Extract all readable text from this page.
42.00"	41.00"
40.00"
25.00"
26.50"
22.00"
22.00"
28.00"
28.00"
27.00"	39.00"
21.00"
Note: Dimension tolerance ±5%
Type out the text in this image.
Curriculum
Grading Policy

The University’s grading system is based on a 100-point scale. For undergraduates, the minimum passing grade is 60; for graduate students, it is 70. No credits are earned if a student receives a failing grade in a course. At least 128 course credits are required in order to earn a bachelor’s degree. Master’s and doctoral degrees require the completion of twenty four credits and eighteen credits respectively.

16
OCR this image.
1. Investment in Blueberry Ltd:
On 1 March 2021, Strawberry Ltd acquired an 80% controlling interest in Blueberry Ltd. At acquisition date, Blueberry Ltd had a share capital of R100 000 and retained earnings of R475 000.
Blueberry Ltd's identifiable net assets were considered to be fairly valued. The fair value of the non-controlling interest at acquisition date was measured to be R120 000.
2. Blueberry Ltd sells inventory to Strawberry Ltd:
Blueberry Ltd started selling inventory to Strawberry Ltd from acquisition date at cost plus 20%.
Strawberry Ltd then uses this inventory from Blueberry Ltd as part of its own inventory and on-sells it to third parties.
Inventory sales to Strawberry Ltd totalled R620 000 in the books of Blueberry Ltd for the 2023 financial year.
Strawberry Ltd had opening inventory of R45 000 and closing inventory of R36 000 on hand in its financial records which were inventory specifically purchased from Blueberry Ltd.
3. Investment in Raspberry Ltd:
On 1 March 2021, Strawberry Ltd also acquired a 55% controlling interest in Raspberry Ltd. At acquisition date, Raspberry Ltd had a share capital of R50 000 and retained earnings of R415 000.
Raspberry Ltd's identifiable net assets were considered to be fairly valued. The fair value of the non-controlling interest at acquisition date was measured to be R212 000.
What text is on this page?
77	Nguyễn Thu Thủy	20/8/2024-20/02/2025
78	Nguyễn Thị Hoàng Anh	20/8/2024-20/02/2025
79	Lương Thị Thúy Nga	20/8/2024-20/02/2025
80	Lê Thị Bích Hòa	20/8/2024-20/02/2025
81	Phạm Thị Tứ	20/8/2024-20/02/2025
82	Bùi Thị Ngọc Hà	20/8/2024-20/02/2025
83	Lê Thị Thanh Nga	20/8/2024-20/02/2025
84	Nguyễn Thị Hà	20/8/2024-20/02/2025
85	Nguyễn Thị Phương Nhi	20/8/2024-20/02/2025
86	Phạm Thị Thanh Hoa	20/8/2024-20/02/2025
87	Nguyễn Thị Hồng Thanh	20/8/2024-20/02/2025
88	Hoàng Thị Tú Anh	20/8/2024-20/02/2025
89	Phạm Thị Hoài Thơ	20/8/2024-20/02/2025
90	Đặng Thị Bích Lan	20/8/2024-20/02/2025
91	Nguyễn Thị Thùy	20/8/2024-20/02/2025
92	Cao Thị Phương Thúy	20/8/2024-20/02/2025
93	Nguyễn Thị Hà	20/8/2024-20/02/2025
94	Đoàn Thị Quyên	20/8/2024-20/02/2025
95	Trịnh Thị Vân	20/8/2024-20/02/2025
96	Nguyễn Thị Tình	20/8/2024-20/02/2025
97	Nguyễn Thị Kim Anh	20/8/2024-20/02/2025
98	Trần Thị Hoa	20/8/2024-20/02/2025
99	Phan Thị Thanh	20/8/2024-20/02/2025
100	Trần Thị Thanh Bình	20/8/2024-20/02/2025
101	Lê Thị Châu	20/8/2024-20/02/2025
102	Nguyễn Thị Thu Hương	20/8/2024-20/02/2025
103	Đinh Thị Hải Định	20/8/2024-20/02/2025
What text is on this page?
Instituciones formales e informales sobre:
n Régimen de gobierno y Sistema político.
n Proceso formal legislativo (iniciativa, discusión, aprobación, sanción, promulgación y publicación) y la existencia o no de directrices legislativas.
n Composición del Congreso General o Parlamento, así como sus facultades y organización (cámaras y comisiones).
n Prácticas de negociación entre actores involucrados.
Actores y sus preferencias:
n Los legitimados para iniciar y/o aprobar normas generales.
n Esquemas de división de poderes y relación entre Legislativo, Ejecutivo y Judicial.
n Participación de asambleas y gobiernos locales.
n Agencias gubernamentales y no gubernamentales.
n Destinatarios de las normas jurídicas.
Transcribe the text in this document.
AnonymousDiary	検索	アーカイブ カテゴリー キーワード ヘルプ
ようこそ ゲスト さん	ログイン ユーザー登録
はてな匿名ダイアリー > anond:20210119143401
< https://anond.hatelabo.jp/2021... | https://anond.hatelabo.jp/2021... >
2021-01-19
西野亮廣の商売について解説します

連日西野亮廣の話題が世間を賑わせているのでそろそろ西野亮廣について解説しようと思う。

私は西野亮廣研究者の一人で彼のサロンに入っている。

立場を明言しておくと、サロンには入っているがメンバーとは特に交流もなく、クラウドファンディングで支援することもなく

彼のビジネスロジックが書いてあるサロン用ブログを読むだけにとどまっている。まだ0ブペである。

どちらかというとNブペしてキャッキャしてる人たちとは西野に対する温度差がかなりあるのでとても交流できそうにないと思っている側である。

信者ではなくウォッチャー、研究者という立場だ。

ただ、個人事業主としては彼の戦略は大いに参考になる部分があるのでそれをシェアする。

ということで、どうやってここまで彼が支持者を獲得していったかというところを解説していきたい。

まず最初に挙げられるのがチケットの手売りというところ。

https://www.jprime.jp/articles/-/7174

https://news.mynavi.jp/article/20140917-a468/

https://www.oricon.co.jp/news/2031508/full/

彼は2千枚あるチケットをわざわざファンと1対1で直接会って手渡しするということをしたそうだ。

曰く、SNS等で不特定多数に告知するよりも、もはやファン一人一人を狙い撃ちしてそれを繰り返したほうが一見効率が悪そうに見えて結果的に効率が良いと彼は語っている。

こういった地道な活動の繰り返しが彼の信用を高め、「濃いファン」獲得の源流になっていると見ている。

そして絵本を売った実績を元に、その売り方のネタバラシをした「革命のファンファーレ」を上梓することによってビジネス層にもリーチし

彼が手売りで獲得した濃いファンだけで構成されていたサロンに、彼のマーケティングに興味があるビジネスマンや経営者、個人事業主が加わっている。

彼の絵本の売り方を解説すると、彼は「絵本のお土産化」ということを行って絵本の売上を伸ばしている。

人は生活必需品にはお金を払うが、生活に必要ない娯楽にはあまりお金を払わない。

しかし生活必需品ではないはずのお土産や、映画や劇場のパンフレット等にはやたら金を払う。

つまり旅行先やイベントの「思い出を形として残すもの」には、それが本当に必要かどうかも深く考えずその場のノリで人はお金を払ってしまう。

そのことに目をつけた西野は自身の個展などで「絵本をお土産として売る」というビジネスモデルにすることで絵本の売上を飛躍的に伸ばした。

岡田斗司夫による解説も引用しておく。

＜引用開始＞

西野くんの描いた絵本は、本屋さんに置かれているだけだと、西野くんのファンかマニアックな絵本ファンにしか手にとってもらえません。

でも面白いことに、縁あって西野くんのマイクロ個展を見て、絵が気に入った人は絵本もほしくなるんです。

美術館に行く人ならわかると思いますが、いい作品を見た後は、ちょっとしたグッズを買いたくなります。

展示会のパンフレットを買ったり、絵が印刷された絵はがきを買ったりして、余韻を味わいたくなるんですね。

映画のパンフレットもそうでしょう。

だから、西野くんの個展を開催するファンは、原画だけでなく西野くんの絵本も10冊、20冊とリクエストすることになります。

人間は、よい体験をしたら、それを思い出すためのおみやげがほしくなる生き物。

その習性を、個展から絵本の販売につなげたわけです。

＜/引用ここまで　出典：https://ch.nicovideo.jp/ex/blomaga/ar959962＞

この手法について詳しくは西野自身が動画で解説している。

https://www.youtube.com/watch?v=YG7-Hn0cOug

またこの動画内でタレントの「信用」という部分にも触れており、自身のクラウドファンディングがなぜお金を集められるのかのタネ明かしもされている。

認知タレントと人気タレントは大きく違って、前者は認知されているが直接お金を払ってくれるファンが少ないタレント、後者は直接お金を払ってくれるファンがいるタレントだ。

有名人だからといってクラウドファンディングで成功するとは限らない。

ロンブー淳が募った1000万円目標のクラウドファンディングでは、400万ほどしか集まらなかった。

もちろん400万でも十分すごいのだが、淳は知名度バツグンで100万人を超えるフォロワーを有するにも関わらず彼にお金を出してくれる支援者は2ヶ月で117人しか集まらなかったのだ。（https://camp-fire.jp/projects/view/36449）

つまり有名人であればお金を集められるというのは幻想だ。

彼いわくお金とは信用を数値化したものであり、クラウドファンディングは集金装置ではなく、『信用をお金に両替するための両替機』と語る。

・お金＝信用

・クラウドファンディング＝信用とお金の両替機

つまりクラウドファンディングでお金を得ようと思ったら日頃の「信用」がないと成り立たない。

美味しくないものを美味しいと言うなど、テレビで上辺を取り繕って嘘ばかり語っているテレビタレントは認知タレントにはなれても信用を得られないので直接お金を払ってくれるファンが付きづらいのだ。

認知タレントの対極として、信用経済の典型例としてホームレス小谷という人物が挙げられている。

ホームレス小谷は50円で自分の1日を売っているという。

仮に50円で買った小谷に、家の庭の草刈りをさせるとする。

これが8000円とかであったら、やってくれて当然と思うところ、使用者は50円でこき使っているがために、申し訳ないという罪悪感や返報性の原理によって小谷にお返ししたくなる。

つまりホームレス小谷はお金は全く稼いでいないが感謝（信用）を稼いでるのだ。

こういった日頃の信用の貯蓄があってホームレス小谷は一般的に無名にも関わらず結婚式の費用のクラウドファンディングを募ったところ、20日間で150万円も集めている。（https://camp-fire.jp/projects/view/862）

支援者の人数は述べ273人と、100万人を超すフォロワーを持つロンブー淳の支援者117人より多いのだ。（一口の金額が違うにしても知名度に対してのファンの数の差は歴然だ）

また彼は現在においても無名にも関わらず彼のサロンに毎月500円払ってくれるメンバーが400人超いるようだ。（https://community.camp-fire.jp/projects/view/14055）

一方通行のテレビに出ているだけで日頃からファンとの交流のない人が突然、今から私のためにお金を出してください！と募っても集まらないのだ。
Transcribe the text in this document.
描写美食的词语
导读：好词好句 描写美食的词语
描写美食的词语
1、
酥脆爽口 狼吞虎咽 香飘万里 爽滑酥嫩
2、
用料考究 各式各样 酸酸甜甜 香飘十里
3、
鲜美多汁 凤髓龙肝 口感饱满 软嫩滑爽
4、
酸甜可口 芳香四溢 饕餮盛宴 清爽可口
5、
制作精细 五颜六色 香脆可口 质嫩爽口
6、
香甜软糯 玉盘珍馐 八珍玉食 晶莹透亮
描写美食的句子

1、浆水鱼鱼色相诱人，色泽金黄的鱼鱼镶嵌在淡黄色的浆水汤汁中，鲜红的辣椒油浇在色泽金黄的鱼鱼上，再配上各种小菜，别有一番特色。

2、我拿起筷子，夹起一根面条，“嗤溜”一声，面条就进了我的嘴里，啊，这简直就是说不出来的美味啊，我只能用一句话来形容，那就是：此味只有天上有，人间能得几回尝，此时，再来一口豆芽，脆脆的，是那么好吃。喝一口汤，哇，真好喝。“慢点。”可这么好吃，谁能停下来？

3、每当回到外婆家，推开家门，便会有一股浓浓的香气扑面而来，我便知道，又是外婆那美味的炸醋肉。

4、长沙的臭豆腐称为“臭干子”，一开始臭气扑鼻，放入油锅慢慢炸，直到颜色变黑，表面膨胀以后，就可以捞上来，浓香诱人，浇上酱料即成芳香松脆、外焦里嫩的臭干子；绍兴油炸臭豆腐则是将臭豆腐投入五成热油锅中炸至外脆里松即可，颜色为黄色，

+---+

--- Exercise details ---
Give the number of lines above that hold the word "Investment", and nothing more.

--- Completed exercise ---
2